WHAT IS REQUIRED: Give the entries again exactly, every one of them.

SUPPLIED ENTRIES:
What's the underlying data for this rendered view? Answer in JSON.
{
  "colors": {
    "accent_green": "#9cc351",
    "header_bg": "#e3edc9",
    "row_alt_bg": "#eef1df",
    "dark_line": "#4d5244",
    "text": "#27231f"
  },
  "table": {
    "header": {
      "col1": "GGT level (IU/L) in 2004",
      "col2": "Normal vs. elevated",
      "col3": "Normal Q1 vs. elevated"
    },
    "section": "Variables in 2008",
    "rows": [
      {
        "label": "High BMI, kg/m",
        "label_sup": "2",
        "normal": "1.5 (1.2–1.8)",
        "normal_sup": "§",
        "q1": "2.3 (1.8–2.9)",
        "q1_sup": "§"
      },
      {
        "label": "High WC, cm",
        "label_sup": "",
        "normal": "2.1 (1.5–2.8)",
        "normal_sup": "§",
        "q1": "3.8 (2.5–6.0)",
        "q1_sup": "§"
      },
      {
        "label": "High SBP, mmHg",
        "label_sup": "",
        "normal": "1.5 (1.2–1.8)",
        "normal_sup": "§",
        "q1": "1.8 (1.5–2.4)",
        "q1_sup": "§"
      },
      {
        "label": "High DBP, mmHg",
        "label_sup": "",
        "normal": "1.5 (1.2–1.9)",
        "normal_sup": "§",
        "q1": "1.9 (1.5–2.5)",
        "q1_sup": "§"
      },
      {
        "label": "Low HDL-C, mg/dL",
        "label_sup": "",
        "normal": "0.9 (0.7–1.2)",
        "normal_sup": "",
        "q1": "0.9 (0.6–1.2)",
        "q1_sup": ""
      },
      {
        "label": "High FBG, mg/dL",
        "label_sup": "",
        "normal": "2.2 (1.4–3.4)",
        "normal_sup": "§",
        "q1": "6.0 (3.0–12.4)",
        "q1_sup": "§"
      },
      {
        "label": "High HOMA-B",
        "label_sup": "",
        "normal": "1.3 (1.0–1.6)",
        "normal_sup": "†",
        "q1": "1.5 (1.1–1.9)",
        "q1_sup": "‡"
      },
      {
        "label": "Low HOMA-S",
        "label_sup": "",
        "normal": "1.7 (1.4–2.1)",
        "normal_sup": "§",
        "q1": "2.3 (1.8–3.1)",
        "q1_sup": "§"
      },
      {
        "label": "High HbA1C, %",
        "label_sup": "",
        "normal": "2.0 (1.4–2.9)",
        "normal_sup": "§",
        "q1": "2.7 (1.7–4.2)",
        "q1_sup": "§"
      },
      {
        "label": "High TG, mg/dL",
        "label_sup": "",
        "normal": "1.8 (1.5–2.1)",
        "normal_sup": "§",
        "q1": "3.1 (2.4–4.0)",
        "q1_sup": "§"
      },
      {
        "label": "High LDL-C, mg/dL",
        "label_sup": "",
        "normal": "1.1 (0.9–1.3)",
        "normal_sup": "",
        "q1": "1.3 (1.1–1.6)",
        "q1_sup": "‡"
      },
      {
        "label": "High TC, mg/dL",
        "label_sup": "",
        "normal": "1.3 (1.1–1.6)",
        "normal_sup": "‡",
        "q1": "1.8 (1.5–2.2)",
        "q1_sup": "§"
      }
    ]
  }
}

TASK RESPONSE:
What's the underlying data for this rendered view? Answer in JSON.
{
  "colors": {
    "accent_green": "#9cc351",
    "header_bg": "#e3edc9",
    "row_alt_bg": "#eef1df",
    "dark_line": "#4d5244",
    "text": "#27231f"
  },
  "table": {
    "header": {
      "col1": "GGT level (IU/L) in 2004",
      "col2": "Normal vs. elevated",
      "col3": "Normal Q1 vs. elevated"
    },
    "section": "Variables in 2008",
    "rows": [
      {
        "label": "High BMI, kg/m",
        "label_sup": "2",
        "normal": "1.5 (1.2–1.8)",
        "normal_sup": "§",
        "q1": "2.3 (1.8–2.9)",
        "q1_sup": "§"
      },
      {
        "label": "High WC, cm",
        "label_sup": "",
        "normal": "2.1 (1.5–2.8)",
        "normal_sup": "§",
        "q1": "3.8 (2.5–6.0)",
        "q1_sup": "§"
      },
      {
        "label": "High SBP, mmHg",
        "label_sup": "",
        "normal": "1.5 (1.2–1.8)",
        "normal_sup": "§",
        "q1": "1.8 (1.5–2.4)",
        "q1_sup": "§"
      },
      {
        "label": "High DBP, mmHg",
        "label_sup": "",
        "normal": "1.5 (1.2–1.9)",
        "normal_sup": "§",
        "q1": "1.9 (1.5–2.5)",
        "q1_sup": "§"
      },
      {
        "label": "Low HDL-C, mg/dL",
        "label_sup": "",
        "normal": "0.9 (0.7–1.2)",
        "normal_sup": "",
        "q1": "0.9 (0.6–1.2)",
        "q1_sup": ""
      },
      {
        "label": "High FBG, mg/dL",
        "label_sup": "",
        "normal": "2.2 (1.4–3.4)",
        "normal_sup": "§",
        "q1": "6.0 (3.0–12.4)",
        "q1_sup": "§"
      },
      {
        "label": "High HOMA-B",
        "label_sup": "",
        "normal": "1.3 (1.0–1.6)",
        "normal_sup": "†",
        "q1": "1.5 (1.1–1.9)",
        "q1_sup": "‡"
      },
      {
        "label": "Low HOMA-S",
        "label_sup": "",
        "normal": "1.7 (1.4–2.1)",
        "normal_sup": "§",
        "q1": "2.3 (1.8–3.1)",
        "q1_sup": "§"
      },
      {
        "label": "High HbA1C, %",
        "label_sup": "",
        "normal": "2.0 (1.4–2.9)",
        "normal_sup": "§",
        "q1": "2.7 (1.7–4.2)",
        "q1_sup": "§"
      },
      {
        "label": "High TG, mg/dL",
        "label_sup": "",
        "normal": "1.8 (1.5–2.1)",
        "normal_sup": "§",
        "q1": "3.1 (2.4–4.0)",
        "q1_sup": "§"
      },
      {
        "label": "High LDL-C, mg/dL",
        "label_sup": "",
        "normal": "1.1 (0.9–1.3)",
        "normal_sup": "",
        "q1": "1.3 (1.1–1.6)",
        "q1_sup": "‡"
      },
      {
        "label": "High TC, mg/dL",
        "label_sup": "",
        "normal": "1.3 (1.1–1.6)",
        "normal_sup": "‡",
        "q1": "1.8 (1.5–2.2)",
        "q1_sup": "§"
      }
    ]
  }
}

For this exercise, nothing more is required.